• **YOUR TASK**: Set down the material below word for word, excluding the pictures.

* Begin *

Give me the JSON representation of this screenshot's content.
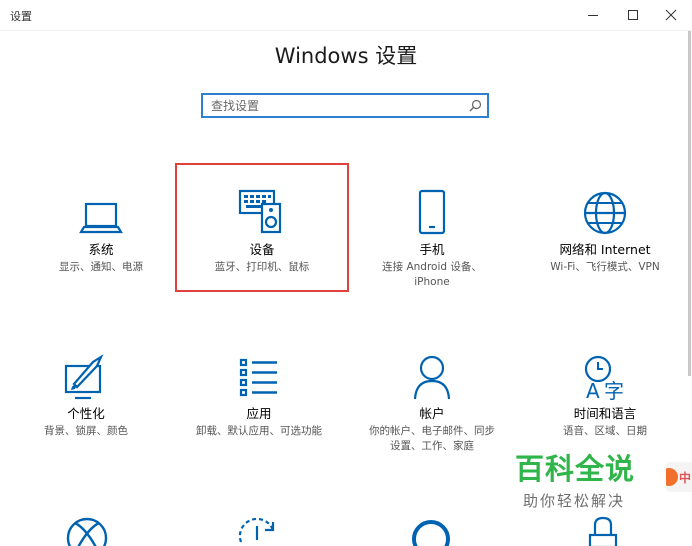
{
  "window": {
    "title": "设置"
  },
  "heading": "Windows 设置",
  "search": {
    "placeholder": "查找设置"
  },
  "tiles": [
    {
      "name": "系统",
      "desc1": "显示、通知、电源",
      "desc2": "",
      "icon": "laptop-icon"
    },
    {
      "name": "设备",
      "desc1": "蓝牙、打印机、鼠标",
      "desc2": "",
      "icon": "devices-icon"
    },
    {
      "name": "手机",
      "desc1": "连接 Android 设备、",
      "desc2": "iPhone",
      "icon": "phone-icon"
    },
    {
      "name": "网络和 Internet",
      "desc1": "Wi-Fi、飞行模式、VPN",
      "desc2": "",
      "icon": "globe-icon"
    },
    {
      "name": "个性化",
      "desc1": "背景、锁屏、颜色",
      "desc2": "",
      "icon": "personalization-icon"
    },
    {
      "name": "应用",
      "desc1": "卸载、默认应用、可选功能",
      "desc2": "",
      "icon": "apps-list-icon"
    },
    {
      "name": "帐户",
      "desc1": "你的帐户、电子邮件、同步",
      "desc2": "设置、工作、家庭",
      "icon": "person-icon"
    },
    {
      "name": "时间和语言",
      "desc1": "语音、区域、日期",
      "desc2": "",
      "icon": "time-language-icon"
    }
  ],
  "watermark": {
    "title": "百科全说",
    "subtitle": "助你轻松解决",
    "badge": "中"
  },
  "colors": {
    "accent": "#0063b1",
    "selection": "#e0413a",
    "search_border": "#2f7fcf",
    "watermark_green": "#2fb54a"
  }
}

* End *

• **OUTPUT FOR THIS TASK**:
Give me the JSON representation of this screenshot's content.
{
  "window": {
    "title": "设置"
  },
  "heading": "Windows 设置",
  "search": {
    "placeholder": "查找设置"
  },
  "tiles": [
    {
      "name": "系统",
      "desc1": "显示、通知、电源",
      "desc2": "",
      "icon": "laptop-icon"
    },
    {
      "name": "设备",
      "desc1": "蓝牙、打印机、鼠标",
      "desc2": "",
      "icon": "devices-icon"
    },
    {
      "name": "手机",
      "desc1": "连接 Android 设备、",
      "desc2": "iPhone",
      "icon": "phone-icon"
    },
    {
      "name": "网络和 Internet",
      "desc1": "Wi-Fi、飞行模式、VPN",
      "desc2": "",
      "icon": "globe-icon"
    },
    {
      "name": "个性化",
      "desc1": "背景、锁屏、颜色",
      "desc2": "",
      "icon": "personalization-icon"
    },
    {
      "name": "应用",
      "desc1": "卸载、默认应用、可选功能",
      "desc2": "",
      "icon": "apps-list-icon"
    },
    {
      "name": "帐户",
      "desc1": "你的帐户、电子邮件、同步",
      "desc2": "设置、工作、家庭",
      "icon": "person-icon"
    },
    {
      "name": "时间和语言",
      "desc1": "语音、区域、日期",
      "desc2": "",
      "icon": "time-language-icon"
    }
  ],
  "watermark": {
    "title": "百科全说",
    "subtitle": "助你轻松解决",
    "badge": "中"
  },
  "colors": {
    "accent": "#0063b1",
    "selection": "#e0413a",
    "search_border": "#2f7fcf",
    "watermark_green": "#2fb54a"
  }
}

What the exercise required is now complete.